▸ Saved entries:

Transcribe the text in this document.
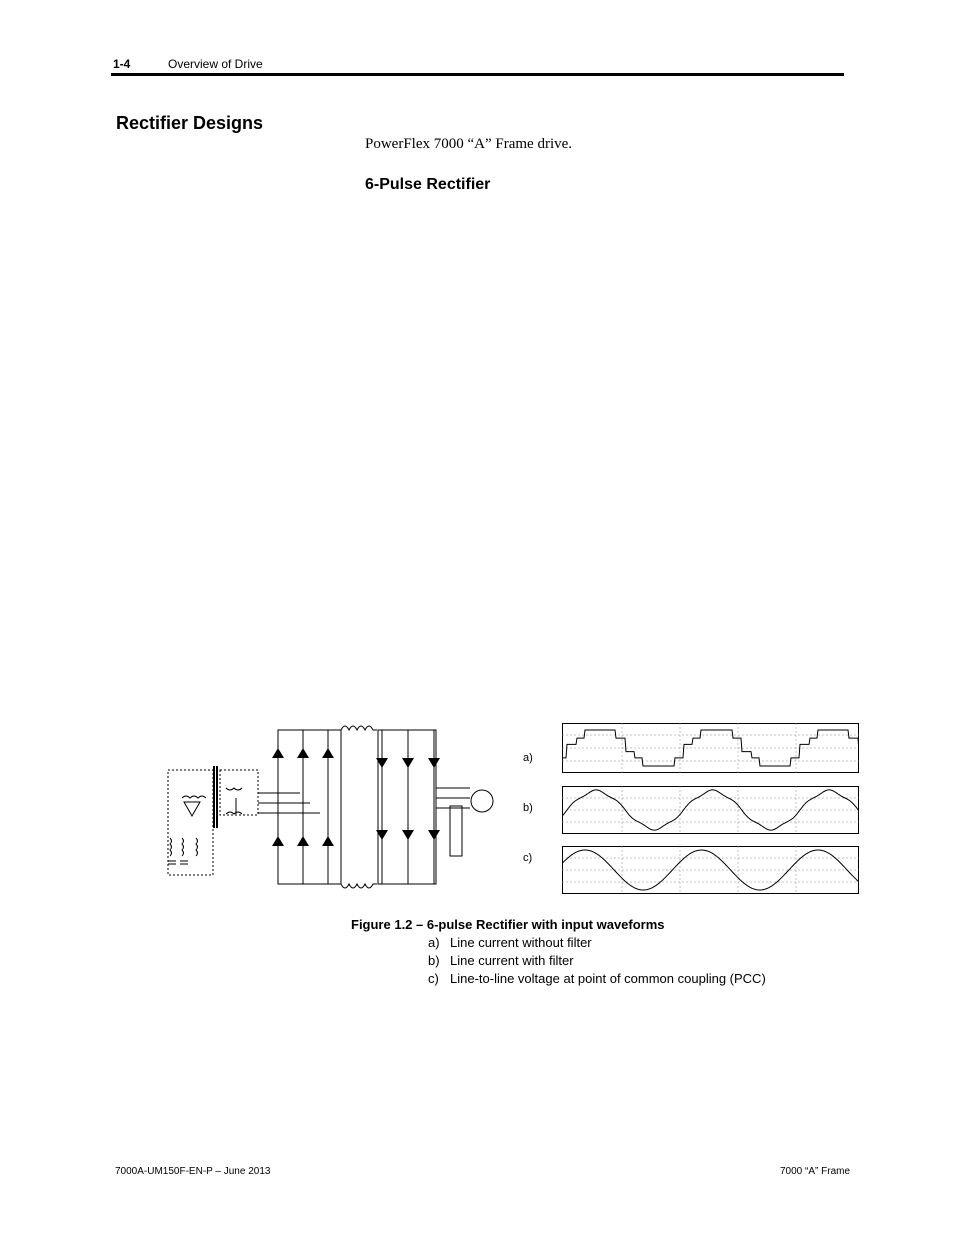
1-4	Overview of Drive
Rectifier Designs
PowerFlex 7000 “A” Frame drive.
6-Pulse Rectifier
a)
b)
c)
Figure 1.2 – 6-pulse Rectifier with input waveforms
a) Line current without filter
b) Line current with filter
c) Line-to-line voltage at point of common coupling (PCC)
7000A-UM150F-EN-P – June 2013	7000 “A” Frame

▸ PROMPT: What comes back should match the records exactly, minus any pictures.

▸ COMPLETED EXERCISE:
Transcribe the text in this document.
1-4	Overview of Drive
Rectifier Designs
PowerFlex 7000 “A” Frame drive.
6-Pulse Rectifier
a)
b)
c)
Figure 1.2 – 6-pulse Rectifier with input waveforms
a) Line current without filter
b) Line current with filter
c) Line-to-line voltage at point of common coupling (PCC)
7000A-UM150F-EN-P – June 2013	7000 “A” Frame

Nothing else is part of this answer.